Exercise:
Track down the lines that contain "Powell" and copy them.

Provided entries:
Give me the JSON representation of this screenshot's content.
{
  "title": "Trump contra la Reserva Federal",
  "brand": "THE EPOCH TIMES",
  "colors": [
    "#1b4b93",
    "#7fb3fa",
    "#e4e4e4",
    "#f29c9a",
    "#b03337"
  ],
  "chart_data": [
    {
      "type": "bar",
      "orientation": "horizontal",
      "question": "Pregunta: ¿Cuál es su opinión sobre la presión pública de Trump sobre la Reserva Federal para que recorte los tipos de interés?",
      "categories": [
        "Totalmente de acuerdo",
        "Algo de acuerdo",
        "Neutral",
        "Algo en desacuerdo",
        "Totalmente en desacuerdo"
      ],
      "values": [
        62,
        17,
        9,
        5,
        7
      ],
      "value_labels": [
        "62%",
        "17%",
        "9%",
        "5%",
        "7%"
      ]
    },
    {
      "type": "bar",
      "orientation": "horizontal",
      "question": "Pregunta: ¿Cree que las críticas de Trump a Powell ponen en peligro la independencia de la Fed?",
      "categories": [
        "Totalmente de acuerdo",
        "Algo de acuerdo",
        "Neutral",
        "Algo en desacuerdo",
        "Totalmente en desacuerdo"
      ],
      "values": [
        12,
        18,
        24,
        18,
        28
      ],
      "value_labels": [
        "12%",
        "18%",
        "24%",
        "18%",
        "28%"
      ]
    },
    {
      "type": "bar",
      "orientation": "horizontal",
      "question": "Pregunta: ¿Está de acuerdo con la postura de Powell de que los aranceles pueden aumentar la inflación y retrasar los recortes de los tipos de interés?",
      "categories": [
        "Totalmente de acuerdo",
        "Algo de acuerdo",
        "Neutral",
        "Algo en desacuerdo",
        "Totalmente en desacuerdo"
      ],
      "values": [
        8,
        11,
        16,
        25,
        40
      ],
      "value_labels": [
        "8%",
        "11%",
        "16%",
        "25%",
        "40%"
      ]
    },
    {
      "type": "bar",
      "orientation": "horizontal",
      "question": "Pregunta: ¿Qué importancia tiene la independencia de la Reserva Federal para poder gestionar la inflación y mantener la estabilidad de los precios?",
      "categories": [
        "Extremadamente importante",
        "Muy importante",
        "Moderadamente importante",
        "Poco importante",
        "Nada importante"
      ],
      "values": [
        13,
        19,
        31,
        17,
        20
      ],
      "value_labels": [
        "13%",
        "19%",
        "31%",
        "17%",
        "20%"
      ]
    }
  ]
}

Reply:
      "question": "Pregunta: ¿Cree que las críticas de Trump a Powell ponen en peligro la independencia de la Fed?",
      "question": "Pregunta: ¿Está de acuerdo con la postura de Powell de que los aranceles pueden aumentar la inflación y retrasar los recortes de los tipos de interés?",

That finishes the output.